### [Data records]
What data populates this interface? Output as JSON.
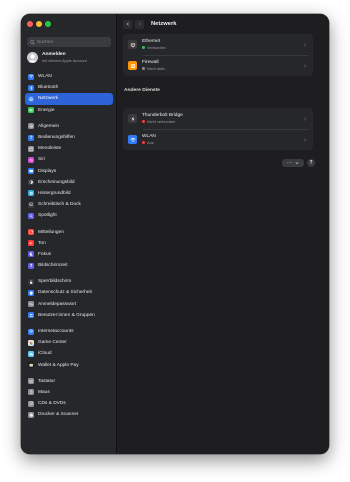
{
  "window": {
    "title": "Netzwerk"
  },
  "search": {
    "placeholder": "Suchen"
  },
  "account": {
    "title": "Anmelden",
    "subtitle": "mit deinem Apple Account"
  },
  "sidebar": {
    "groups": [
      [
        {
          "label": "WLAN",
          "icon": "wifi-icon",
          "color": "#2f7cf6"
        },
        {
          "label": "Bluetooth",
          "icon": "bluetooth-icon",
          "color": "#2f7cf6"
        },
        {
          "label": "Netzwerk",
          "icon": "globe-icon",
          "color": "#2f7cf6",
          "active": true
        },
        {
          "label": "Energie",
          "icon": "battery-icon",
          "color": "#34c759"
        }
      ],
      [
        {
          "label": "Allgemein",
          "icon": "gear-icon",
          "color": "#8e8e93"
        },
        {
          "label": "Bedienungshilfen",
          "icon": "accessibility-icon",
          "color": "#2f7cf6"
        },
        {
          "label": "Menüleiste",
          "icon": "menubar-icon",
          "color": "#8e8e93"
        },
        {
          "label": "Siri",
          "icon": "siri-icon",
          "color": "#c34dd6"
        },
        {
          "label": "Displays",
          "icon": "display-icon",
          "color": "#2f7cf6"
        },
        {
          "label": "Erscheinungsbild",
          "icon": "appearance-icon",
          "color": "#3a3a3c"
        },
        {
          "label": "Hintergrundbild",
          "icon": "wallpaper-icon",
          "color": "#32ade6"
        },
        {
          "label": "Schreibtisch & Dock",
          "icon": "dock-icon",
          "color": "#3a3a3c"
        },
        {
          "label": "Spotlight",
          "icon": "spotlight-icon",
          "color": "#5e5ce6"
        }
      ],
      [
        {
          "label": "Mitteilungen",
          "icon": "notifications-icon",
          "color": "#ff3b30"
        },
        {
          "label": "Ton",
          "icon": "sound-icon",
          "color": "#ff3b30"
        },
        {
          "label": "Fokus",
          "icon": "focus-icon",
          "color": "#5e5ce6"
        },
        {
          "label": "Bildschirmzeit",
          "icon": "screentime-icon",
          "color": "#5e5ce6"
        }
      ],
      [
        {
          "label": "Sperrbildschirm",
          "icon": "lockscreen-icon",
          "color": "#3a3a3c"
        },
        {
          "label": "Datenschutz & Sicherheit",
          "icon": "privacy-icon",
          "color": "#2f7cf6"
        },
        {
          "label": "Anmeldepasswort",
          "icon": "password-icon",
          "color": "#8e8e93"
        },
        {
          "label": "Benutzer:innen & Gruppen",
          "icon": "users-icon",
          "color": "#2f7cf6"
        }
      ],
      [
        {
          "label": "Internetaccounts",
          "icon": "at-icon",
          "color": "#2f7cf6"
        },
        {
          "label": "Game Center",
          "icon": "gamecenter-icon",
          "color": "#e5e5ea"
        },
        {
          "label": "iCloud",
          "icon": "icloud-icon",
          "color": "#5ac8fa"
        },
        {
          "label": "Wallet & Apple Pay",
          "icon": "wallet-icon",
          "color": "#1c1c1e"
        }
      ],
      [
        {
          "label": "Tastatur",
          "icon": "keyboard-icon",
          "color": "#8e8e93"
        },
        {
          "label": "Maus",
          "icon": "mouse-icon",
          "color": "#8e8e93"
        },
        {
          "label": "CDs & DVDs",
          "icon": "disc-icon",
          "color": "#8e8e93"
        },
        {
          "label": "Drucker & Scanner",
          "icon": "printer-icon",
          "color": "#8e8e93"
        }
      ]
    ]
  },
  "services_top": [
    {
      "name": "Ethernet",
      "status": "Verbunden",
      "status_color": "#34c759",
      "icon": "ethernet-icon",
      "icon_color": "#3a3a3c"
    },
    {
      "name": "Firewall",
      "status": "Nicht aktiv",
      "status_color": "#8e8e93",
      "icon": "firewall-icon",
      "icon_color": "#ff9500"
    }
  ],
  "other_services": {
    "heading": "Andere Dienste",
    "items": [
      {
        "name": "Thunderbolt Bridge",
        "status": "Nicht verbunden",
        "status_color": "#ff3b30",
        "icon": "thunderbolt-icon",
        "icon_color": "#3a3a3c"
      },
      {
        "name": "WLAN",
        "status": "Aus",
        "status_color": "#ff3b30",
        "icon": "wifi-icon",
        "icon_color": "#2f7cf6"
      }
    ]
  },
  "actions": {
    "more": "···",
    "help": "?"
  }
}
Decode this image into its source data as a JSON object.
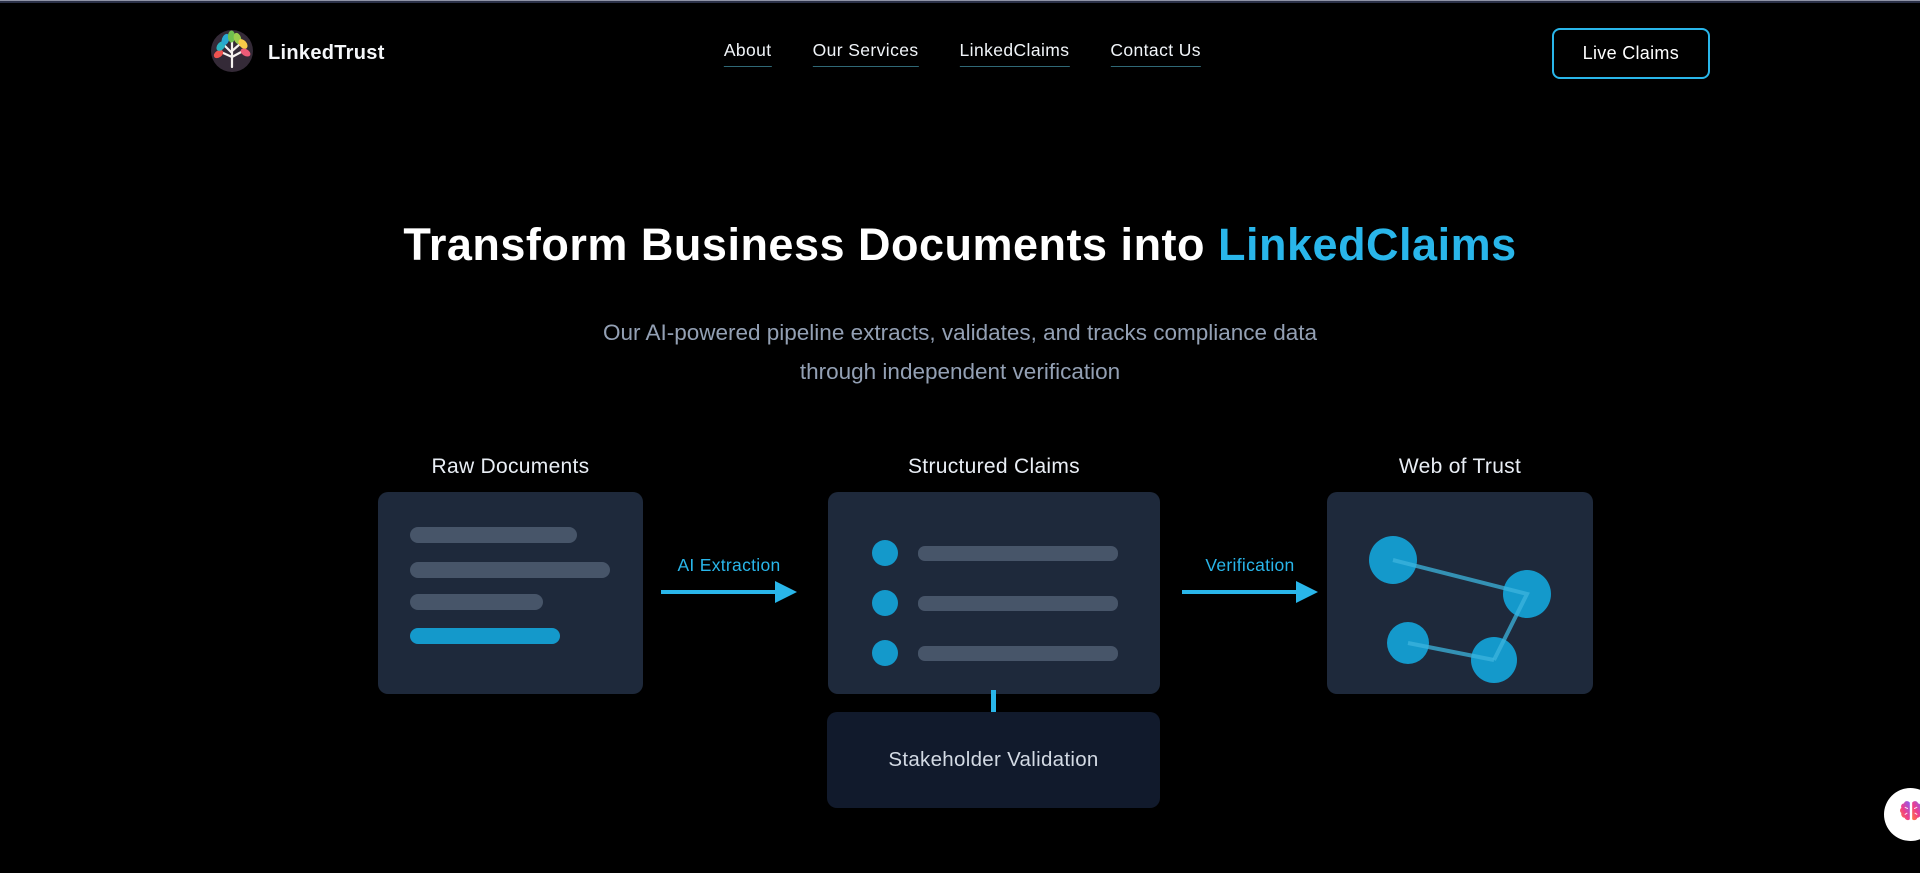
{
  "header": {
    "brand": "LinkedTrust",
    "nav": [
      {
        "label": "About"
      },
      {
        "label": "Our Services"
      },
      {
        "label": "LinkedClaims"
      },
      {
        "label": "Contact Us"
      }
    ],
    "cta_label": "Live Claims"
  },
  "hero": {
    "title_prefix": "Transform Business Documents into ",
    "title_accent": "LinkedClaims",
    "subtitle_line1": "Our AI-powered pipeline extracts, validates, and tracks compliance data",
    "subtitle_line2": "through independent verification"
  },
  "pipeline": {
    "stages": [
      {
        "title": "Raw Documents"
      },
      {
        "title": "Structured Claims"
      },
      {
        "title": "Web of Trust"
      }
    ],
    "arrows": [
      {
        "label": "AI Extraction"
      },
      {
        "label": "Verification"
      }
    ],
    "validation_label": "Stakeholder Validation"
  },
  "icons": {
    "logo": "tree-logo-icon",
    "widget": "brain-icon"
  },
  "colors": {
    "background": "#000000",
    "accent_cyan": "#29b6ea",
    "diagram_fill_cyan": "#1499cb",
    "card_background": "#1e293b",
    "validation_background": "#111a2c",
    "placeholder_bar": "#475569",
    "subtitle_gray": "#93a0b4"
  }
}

### [GOAL OF THE EXERCISE]
Repeat the data in full and exactly. Omit pictures.

### [RESPONSE FOR THIS EXERCISE]
What data populates this interface? Output as JSON.
{
  "window": {
    "title": "Netzwerk"
  },
  "search": {
    "placeholder": "Suchen"
  },
  "account": {
    "title": "Anmelden",
    "subtitle": "mit deinem Apple Account"
  },
  "sidebar": {
    "groups": [
      [
        {
          "label": "WLAN",
          "icon": "wifi-icon",
          "color": "#2f7cf6"
        },
        {
          "label": "Bluetooth",
          "icon": "bluetooth-icon",
          "color": "#2f7cf6"
        },
        {
          "label": "Netzwerk",
          "icon": "globe-icon",
          "color": "#2f7cf6",
          "active": true
        },
        {
          "label": "Energie",
          "icon": "battery-icon",
          "color": "#34c759"
        }
      ],
      [
        {
          "label": "Allgemein",
          "icon": "gear-icon",
          "color": "#8e8e93"
        },
        {
          "label": "Bedienungshilfen",
          "icon": "accessibility-icon",
          "color": "#2f7cf6"
        },
        {
          "label": "Menüleiste",
          "icon": "menubar-icon",
          "color": "#8e8e93"
        },
        {
          "label": "Siri",
          "icon": "siri-icon",
          "color": "#c34dd6"
        },
        {
          "label": "Displays",
          "icon": "display-icon",
          "color": "#2f7cf6"
        },
        {
          "label": "Erscheinungsbild",
          "icon": "appearance-icon",
          "color": "#3a3a3c"
        },
        {
          "label": "Hintergrundbild",
          "icon": "wallpaper-icon",
          "color": "#32ade6"
        },
        {
          "label": "Schreibtisch & Dock",
          "icon": "dock-icon",
          "color": "#3a3a3c"
        },
        {
          "label": "Spotlight",
          "icon": "spotlight-icon",
          "color": "#5e5ce6"
        }
      ],
      [
        {
          "label": "Mitteilungen",
          "icon": "notifications-icon",
          "color": "#ff3b30"
        },
        {
          "label": "Ton",
          "icon": "sound-icon",
          "color": "#ff3b30"
        },
        {
          "label": "Fokus",
          "icon": "focus-icon",
          "color": "#5e5ce6"
        },
        {
          "label": "Bildschirmzeit",
          "icon": "screentime-icon",
          "color": "#5e5ce6"
        }
      ],
      [
        {
          "label": "Sperrbildschirm",
          "icon": "lockscreen-icon",
          "color": "#3a3a3c"
        },
        {
          "label": "Datenschutz & Sicherheit",
          "icon": "privacy-icon",
          "color": "#2f7cf6"
        },
        {
          "label": "Anmeldepasswort",
          "icon": "password-icon",
          "color": "#8e8e93"
        },
        {
          "label": "Benutzer:innen & Gruppen",
          "icon": "users-icon",
          "color": "#2f7cf6"
        }
      ],
      [
        {
          "label": "Internetaccounts",
          "icon": "at-icon",
          "color": "#2f7cf6"
        },
        {
          "label": "Game Center",
          "icon": "gamecenter-icon",
          "color": "#e5e5ea"
        },
        {
          "label": "iCloud",
          "icon": "icloud-icon",
          "color": "#5ac8fa"
        },
        {
          "label": "Wallet & Apple Pay",
          "icon": "wallet-icon",
          "color": "#1c1c1e"
        }
      ],
      [
        {
          "label": "Tastatur",
          "icon": "keyboard-icon",
          "color": "#8e8e93"
        },
        {
          "label": "Maus",
          "icon": "mouse-icon",
          "color": "#8e8e93"
        },
        {
          "label": "CDs & DVDs",
          "icon": "disc-icon",
          "color": "#8e8e93"
        },
        {
          "label": "Drucker & Scanner",
          "icon": "printer-icon",
          "color": "#8e8e93"
        }
      ]
    ]
  },
  "services_top": [
    {
      "name": "Ethernet",
      "status": "Verbunden",
      "status_color": "#34c759",
      "icon": "ethernet-icon",
      "icon_color": "#3a3a3c"
    },
    {
      "name": "Firewall",
      "status": "Nicht aktiv",
      "status_color": "#8e8e93",
      "icon": "firewall-icon",
      "icon_color": "#ff9500"
    }
  ],
  "other_services": {
    "heading": "Andere Dienste",
    "items": [
      {
        "name": "Thunderbolt Bridge",
        "status": "Nicht verbunden",
        "status_color": "#ff3b30",
        "icon": "thunderbolt-icon",
        "icon_color": "#3a3a3c"
      },
      {
        "name": "WLAN",
        "status": "Aus",
        "status_color": "#ff3b30",
        "icon": "wifi-icon",
        "icon_color": "#2f7cf6"
      }
    ]
  },
  "actions": {
    "more": "···",
    "help": "?"
  }
}
Decode this image into its source data as a JSON object.
{
  "header": {
    "brand": "LinkedTrust",
    "nav": [
      {
        "label": "About"
      },
      {
        "label": "Our Services"
      },
      {
        "label": "LinkedClaims"
      },
      {
        "label": "Contact Us"
      }
    ],
    "cta_label": "Live Claims"
  },
  "hero": {
    "title_prefix": "Transform Business Documents into ",
    "title_accent": "LinkedClaims",
    "subtitle_line1": "Our AI-powered pipeline extracts, validates, and tracks compliance data",
    "subtitle_line2": "through independent verification"
  },
  "pipeline": {
    "stages": [
      {
        "title": "Raw Documents"
      },
      {
        "title": "Structured Claims"
      },
      {
        "title": "Web of Trust"
      }
    ],
    "arrows": [
      {
        "label": "AI Extraction"
      },
      {
        "label": "Verification"
      }
    ],
    "validation_label": "Stakeholder Validation"
  },
  "icons": {
    "logo": "tree-logo-icon",
    "widget": "brain-icon"
  },
  "colors": {
    "background": "#000000",
    "accent_cyan": "#29b6ea",
    "diagram_fill_cyan": "#1499cb",
    "card_background": "#1e293b",
    "validation_background": "#111a2c",
    "placeholder_bar": "#475569",
    "subtitle_gray": "#93a0b4"
  }
}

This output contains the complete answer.